(Dataset excerpts)
*-*-*

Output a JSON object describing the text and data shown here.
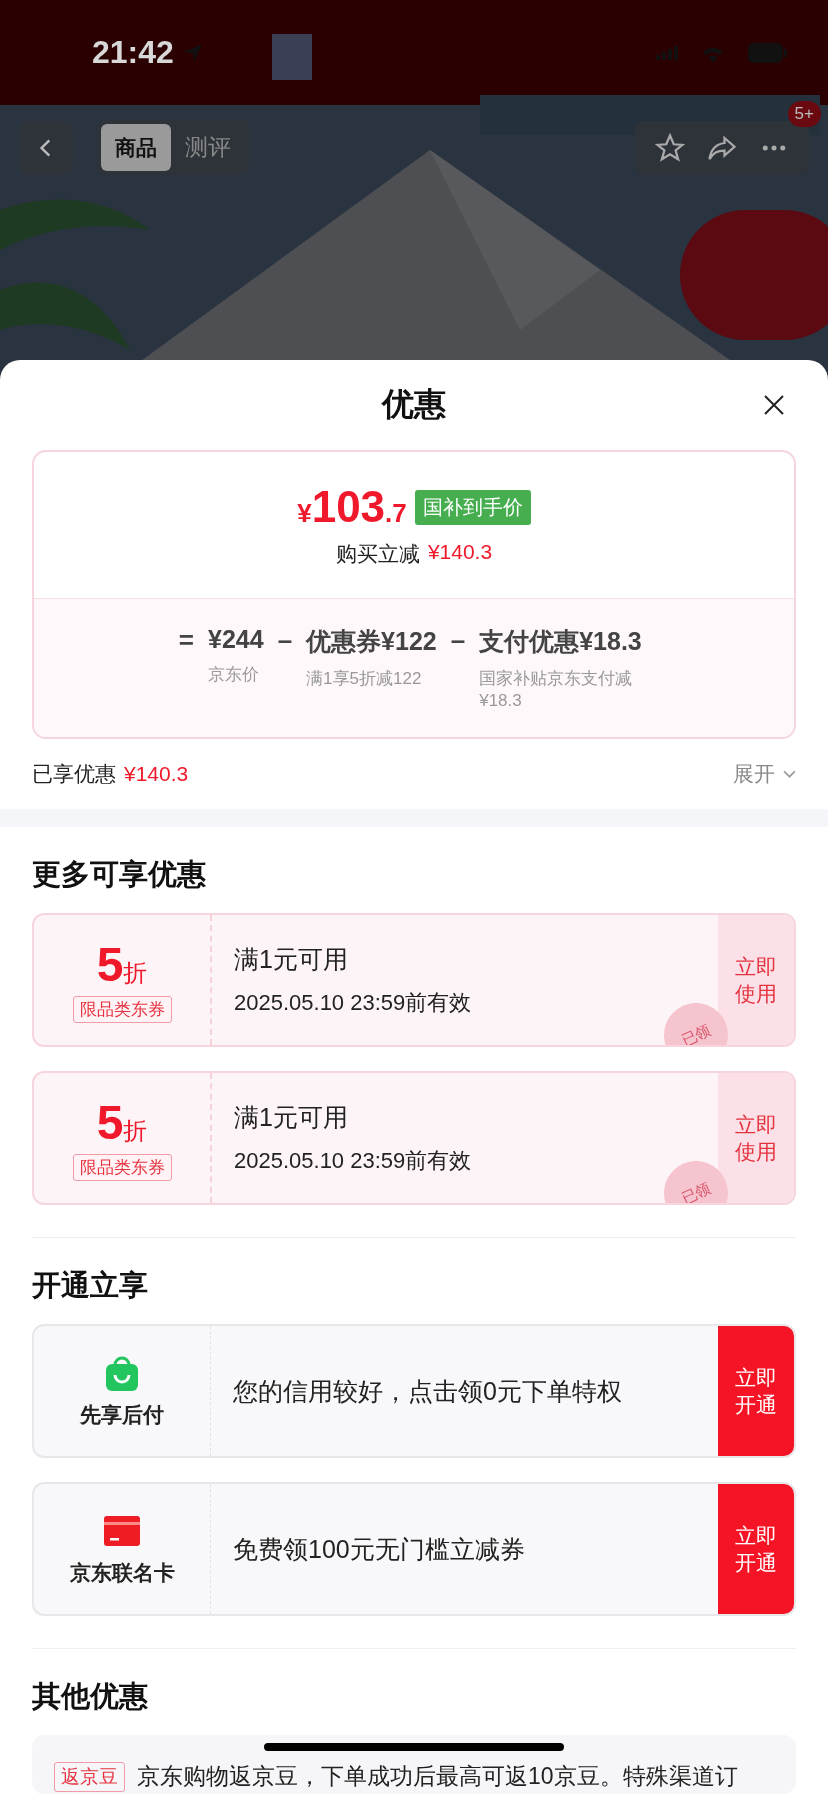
{
  "status_bar": {
    "time": "21:42"
  },
  "nav": {
    "tabs": [
      {
        "label": "商品",
        "selected": true
      },
      {
        "label": "测评",
        "selected": false
      }
    ],
    "badge": "5+"
  },
  "sheet": {
    "title": "优惠",
    "price": {
      "currency": "¥",
      "integer": "103",
      "decimal": ".7",
      "tag": "国补到手价",
      "saving_label": "购买立减",
      "saving": "¥140.3",
      "breakdown": [
        {
          "op": "=",
          "amount": "¥244",
          "note": "京东价"
        },
        {
          "op": "–",
          "amount": "优惠券¥122",
          "note": "满1享5折减122"
        },
        {
          "op": "–",
          "amount": "支付优惠¥18.3",
          "note": "国家补贴京东支付减¥18.3"
        }
      ]
    },
    "enjoyed": {
      "label": "已享优惠",
      "amount": "¥140.3",
      "expand": "展开"
    },
    "more": {
      "title": "更多可享优惠",
      "coupons": [
        {
          "value": "5",
          "unit": "折",
          "tag": "限品类东券",
          "title": "满1元可用",
          "expiry": "2025.05.10 23:59前有效",
          "action": "立即使用",
          "stamp": "已领"
        },
        {
          "value": "5",
          "unit": "折",
          "tag": "限品类东券",
          "title": "满1元可用",
          "expiry": "2025.05.10 23:59前有效",
          "action": "立即使用",
          "stamp": "已领"
        }
      ]
    },
    "open": {
      "title": "开通立享",
      "items": [
        {
          "kind": "bag",
          "name": "先享后付",
          "desc": "您的信用较好，点击领0元下单特权",
          "action": "立即开通"
        },
        {
          "kind": "card",
          "name": "京东联名卡",
          "desc": "免费领100元无门槛立减券",
          "action": "立即开通"
        }
      ]
    },
    "other": {
      "title": "其他优惠",
      "items": [
        {
          "tag": "返京豆",
          "text": "京东购物返京豆，下单成功后最高可返10京豆。特殊渠道订"
        }
      ]
    }
  }
}
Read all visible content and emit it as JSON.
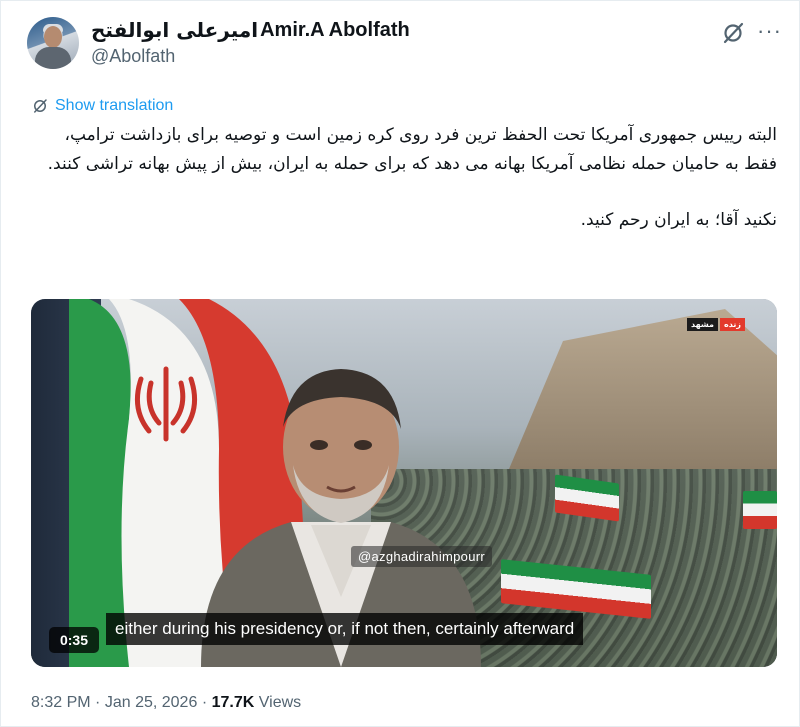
{
  "author": {
    "name_persian": "امیرعلی ابوالفتح",
    "name_latin": "Amir.A Abolfath",
    "handle": "@Abolfath"
  },
  "translate_label": "Show translation",
  "tweet": {
    "paragraph1": "البته رییس جمهوری آمریکا تحت الحفظ ترین فرد روی کره زمین است و توصیه برای بازداشت ترامپ، فقط به حامیان حمله نظامی آمریکا بهانه می دهد که برای حمله به ایران، بیش از پیش بهانه تراشی کنند.",
    "paragraph2": "نکنید آقا؛ به ایران رحم کنید."
  },
  "video": {
    "duration": "0:35",
    "subtitle": "either during his presidency or, if not then, certainly afterward",
    "watermark": "@azghadirahimpourr",
    "logo_left": "زنده",
    "logo_right": "مشهد"
  },
  "meta": {
    "time": "8:32 PM",
    "date": "Jan 25, 2026",
    "views_count": "17.7K",
    "views_label": "Views"
  },
  "icons": {
    "grok": "grok-icon",
    "more": "more-icon",
    "translate": "translate-icon"
  },
  "colors": {
    "accent": "#1d9bf0",
    "muted_text": "#536471",
    "text": "#0f1419"
  }
}
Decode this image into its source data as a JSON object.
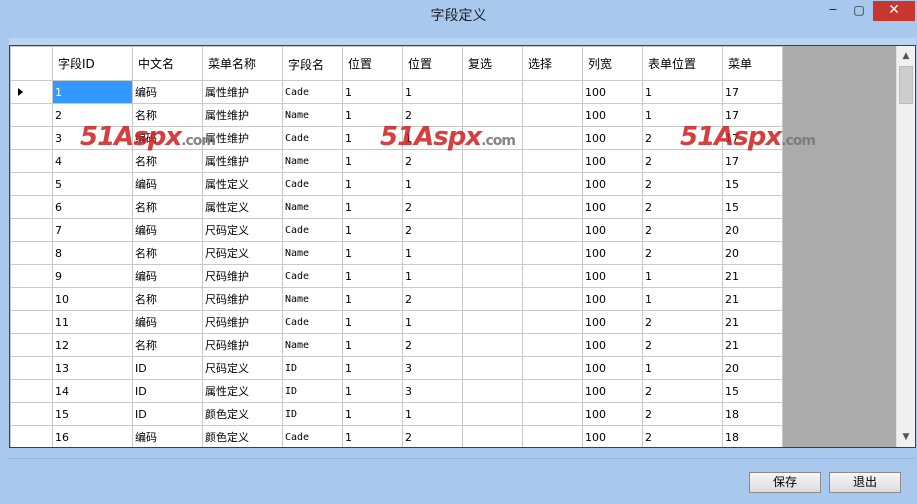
{
  "window": {
    "title": "字段定义",
    "minimize_glyph": "‒",
    "maximize_glyph": "▢",
    "close_glyph": "✕"
  },
  "grid": {
    "columns": [
      "字段ID",
      "中文名",
      "菜单名称",
      "字段名",
      "位置",
      "位置",
      "复选",
      "选择",
      "列宽",
      "表单位置",
      "菜单"
    ],
    "rows": [
      [
        "1",
        "编码",
        "属性维护",
        "Cade",
        "1",
        "1",
        "",
        "",
        "100",
        "1",
        "17"
      ],
      [
        "2",
        "名称",
        "属性维护",
        "Name",
        "1",
        "2",
        "",
        "",
        "100",
        "1",
        "17"
      ],
      [
        "3",
        "编码",
        "属性维护",
        "Cade",
        "1",
        "1",
        "",
        "",
        "100",
        "2",
        "17"
      ],
      [
        "4",
        "名称",
        "属性维护",
        "Name",
        "1",
        "2",
        "",
        "",
        "100",
        "2",
        "17"
      ],
      [
        "5",
        "编码",
        "属性定义",
        "Cade",
        "1",
        "1",
        "",
        "",
        "100",
        "2",
        "15"
      ],
      [
        "6",
        "名称",
        "属性定义",
        "Name",
        "1",
        "2",
        "",
        "",
        "100",
        "2",
        "15"
      ],
      [
        "7",
        "编码",
        "尺码定义",
        "Cade",
        "1",
        "2",
        "",
        "",
        "100",
        "2",
        "20"
      ],
      [
        "8",
        "名称",
        "尺码定义",
        "Name",
        "1",
        "1",
        "",
        "",
        "100",
        "2",
        "20"
      ],
      [
        "9",
        "编码",
        "尺码维护",
        "Cade",
        "1",
        "1",
        "",
        "",
        "100",
        "1",
        "21"
      ],
      [
        "10",
        "名称",
        "尺码维护",
        "Name",
        "1",
        "2",
        "",
        "",
        "100",
        "1",
        "21"
      ],
      [
        "11",
        "编码",
        "尺码维护",
        "Cade",
        "1",
        "1",
        "",
        "",
        "100",
        "2",
        "21"
      ],
      [
        "12",
        "名称",
        "尺码维护",
        "Name",
        "1",
        "2",
        "",
        "",
        "100",
        "2",
        "21"
      ],
      [
        "13",
        "ID",
        "尺码定义",
        "ID",
        "1",
        "3",
        "",
        "",
        "100",
        "1",
        "20"
      ],
      [
        "14",
        "ID",
        "属性定义",
        "ID",
        "1",
        "3",
        "",
        "",
        "100",
        "2",
        "15"
      ],
      [
        "15",
        "ID",
        "颜色定义",
        "ID",
        "1",
        "1",
        "",
        "",
        "100",
        "2",
        "18"
      ],
      [
        "16",
        "编码",
        "颜色定义",
        "Cade",
        "1",
        "2",
        "",
        "",
        "100",
        "2",
        "18"
      ]
    ],
    "selected_row": 0,
    "scroll_up_glyph": "▲",
    "scroll_down_glyph": "▼"
  },
  "watermark": {
    "brand": "51Aspx",
    "suffix": ".com",
    "color": "#cd1e1e"
  },
  "buttons": {
    "save_label": "保存",
    "exit_label": "退出"
  },
  "colors": {
    "frame": "#a8c8ee",
    "selection": "#3399ff",
    "close_button": "#c7372f"
  }
}
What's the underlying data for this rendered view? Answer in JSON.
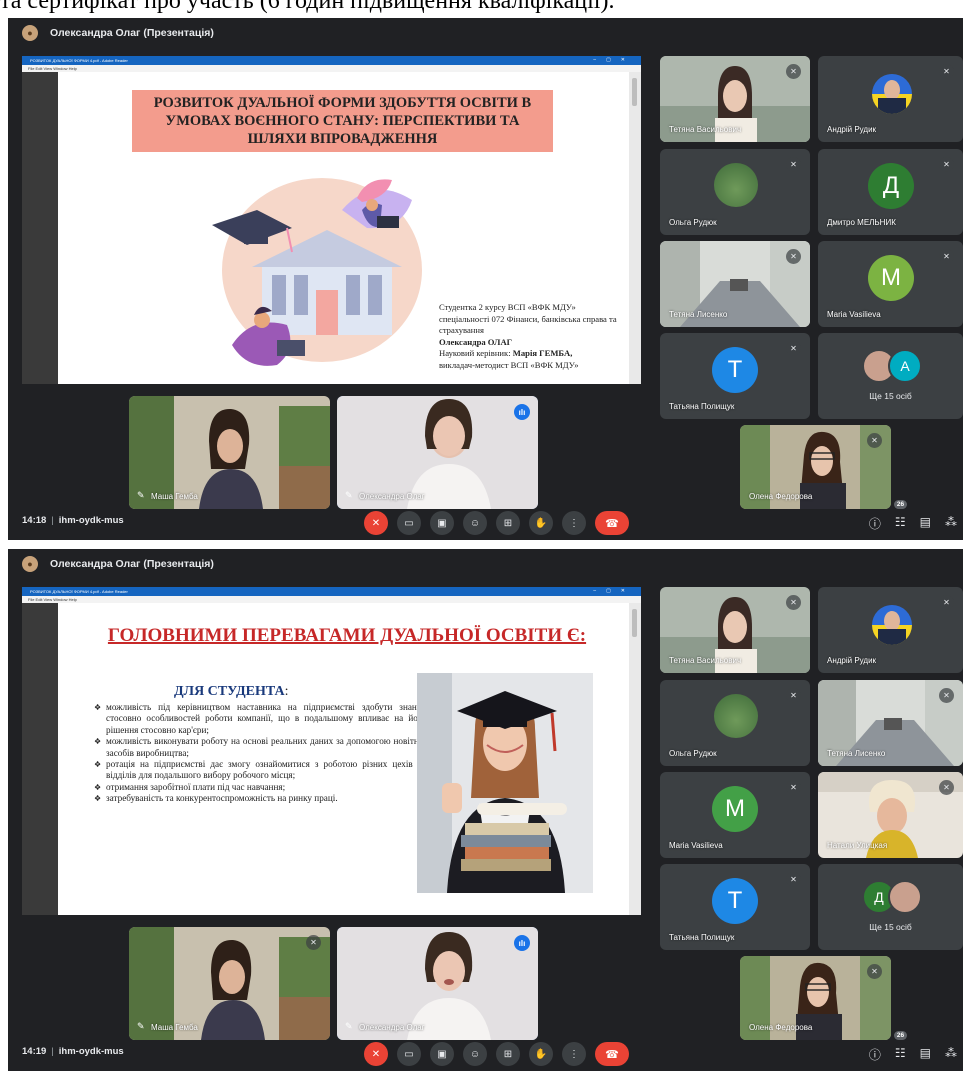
{
  "caption": "та сертифікат про участь (6 годин підвищення кваліфікації).",
  "colors": {
    "background": "#202124",
    "tile": "#3c4043",
    "danger": "#ea4335",
    "accent": "#1a73e8",
    "slide_title_red": "#c62828",
    "slide_banner": "#f39c8d"
  },
  "screens": [
    {
      "header": {
        "title": "Олександра Олаг (Презентація)"
      },
      "window": {
        "title": "РОЗВИТОК ДУАЛЬНОЇ ФОРМИ 4.pdf - Adobe Reader",
        "menu": "File   Edit   View   Window   Help"
      },
      "slide": {
        "banner": "РОЗВИТОК ДУАЛЬНОЇ ФОРМИ ЗДОБУТТЯ ОСВІТИ В УМОВАХ ВОЄННОГО СТАНУ: ПЕРСПЕКТИВИ ТА ШЛЯХИ ВПРОВАДЖЕННЯ",
        "info": {
          "line1": "Студентка 2 курсу ВСП «ВФК МДУ» спеціальності 072 Фінанси, банківська справа та страхування",
          "author": "Олександра ОЛАГ",
          "supervisor_prefix": "Науковий керівник: ",
          "supervisor": "Марія ГЕМБА,",
          "supervisor_role": "викладач-методист ВСП «ВФК МДУ»"
        }
      },
      "participants": [
        {
          "name": "Тетяна Васильович",
          "type": "video"
        },
        {
          "name": "Андрій Рудик",
          "type": "video"
        },
        {
          "name": "Ольга Рудюк",
          "type": "photo"
        },
        {
          "name": "Дмитро МЕЛЬНИК",
          "type": "avatar",
          "initial": "Д",
          "color": "#2e7d32"
        },
        {
          "name": "Тетяна Лисенко",
          "type": "video"
        },
        {
          "name": "Maria Vasilieva",
          "type": "avatar",
          "initial": "M",
          "color": "#7cb342"
        },
        {
          "name": "Татьяна Полищук",
          "type": "avatar",
          "initial": "T",
          "color": "#1e88e5"
        },
        {
          "name": "Ще 15 осіб",
          "type": "more",
          "initial": "A",
          "color": "#00acc1"
        },
        {
          "name": "Олена Федорова",
          "type": "video"
        },
        {
          "name": "Маша Гемба",
          "type": "video"
        },
        {
          "name": "Олександра Олаг",
          "type": "video"
        }
      ],
      "bottom": {
        "time": "14:18",
        "code": "ihm-oydk-mus",
        "people_count": "26"
      }
    },
    {
      "header": {
        "title": "Олександра Олаг (Презентація)"
      },
      "window": {
        "title": "РОЗВИТОК ДУАЛЬНОЇ ФОРМИ 4.pdf - Adobe Reader",
        "menu": "File   Edit   View   Window   Help"
      },
      "slide": {
        "title": "ГОЛОВНИМИ ПЕРЕВАГАМИ ДУАЛЬНОЇ ОСВІТИ Є:",
        "subtitle": "ДЛЯ СТУДЕНТА",
        "subtitle_suffix": ":",
        "bullets": [
          "можливість під керівництвом наставника на підприємстві здобути знання стосовно особливостей роботи компанії, що в подальшому впливає на його рішення стосовно кар'єри;",
          "можливість виконувати роботу на основі реальних даних за допомогою новітніх засобів виробництва;",
          "ротація на підприємстві дає змогу ознайомитися з роботою різних цехів та відділів для подальшого вибору робочого місця;",
          "отримання заробітної плати під час навчання;",
          "затребуваність та конкурентоспроможність на ринку праці."
        ]
      },
      "participants": [
        {
          "name": "Тетяна Васильович",
          "type": "video"
        },
        {
          "name": "Андрій Рудик",
          "type": "video"
        },
        {
          "name": "Ольга Рудюк",
          "type": "photo"
        },
        {
          "name": "Тетяна Лисенко",
          "type": "video"
        },
        {
          "name": "Maria Vasilieva",
          "type": "avatar",
          "initial": "M",
          "color": "#43a047"
        },
        {
          "name": "Натали Улицкая",
          "type": "video"
        },
        {
          "name": "Татьяна Полищук",
          "type": "avatar",
          "initial": "T",
          "color": "#1e88e5"
        },
        {
          "name": "Ще 15 осіб",
          "type": "more",
          "initial": "Д",
          "color": "#2e7d32"
        },
        {
          "name": "Олена Федорова",
          "type": "video"
        },
        {
          "name": "Маша Гемба",
          "type": "video"
        },
        {
          "name": "Олександра Олаг",
          "type": "video"
        }
      ],
      "bottom": {
        "time": "14:19",
        "code": "ihm-oydk-mus",
        "people_count": "26"
      }
    }
  ]
}
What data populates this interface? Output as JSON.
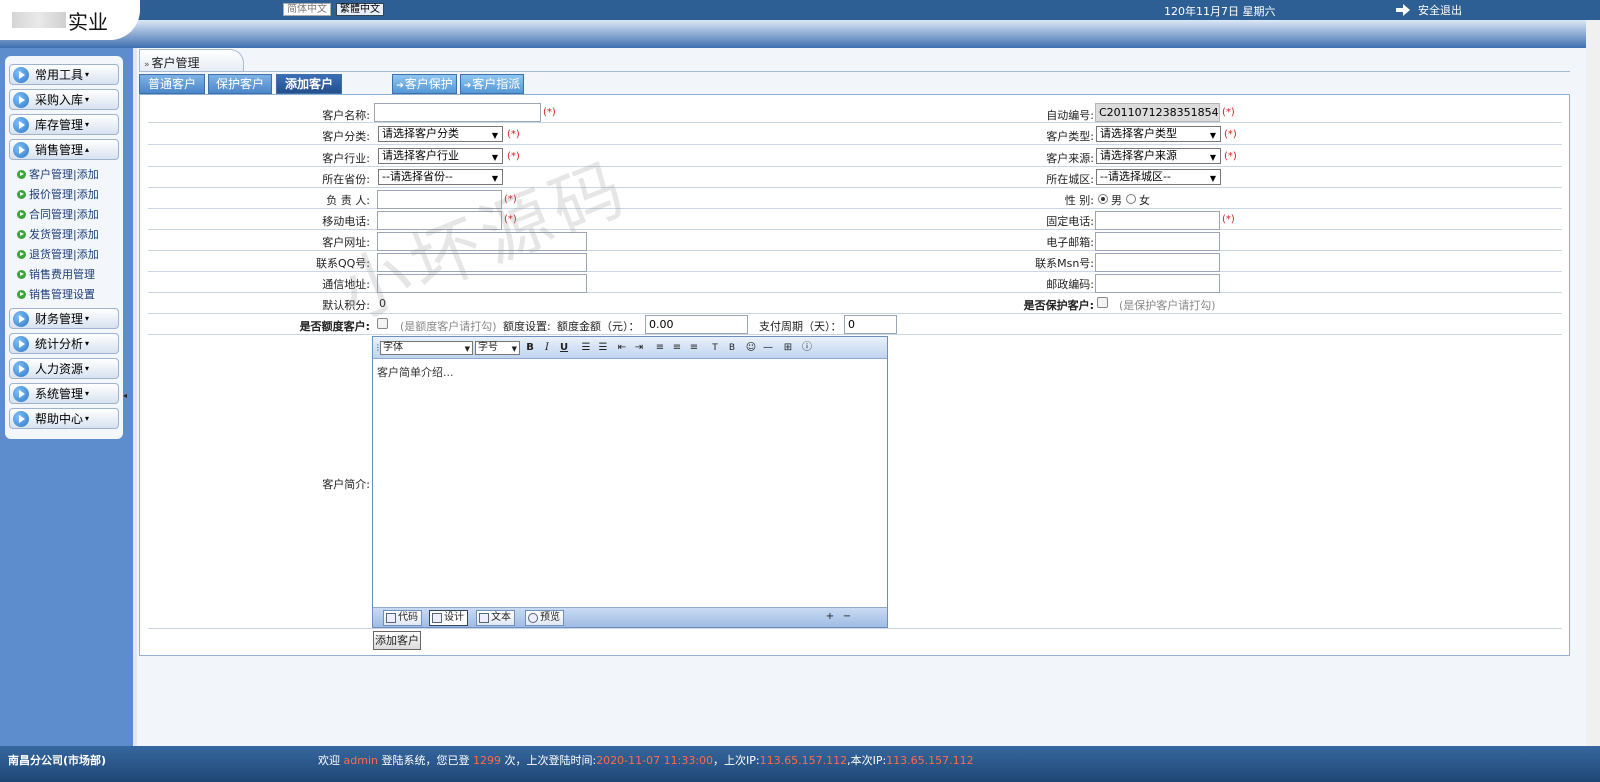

*-*-*

| GIVEN PROBLEM |
Search the data for the string "підприємстві" and copy each line where it appears.

| SOLUTION |
          "можливість під керівництвом наставника на підприємстві здобути знання стосовно особливостей роботи компанії, що в подальшому впливає на його рішення стосовно кар'єри;",
          "ротація на підприємстві дає змогу ознайомитися з роботою різних цехів та відділів для подальшого вибору робочого місця;",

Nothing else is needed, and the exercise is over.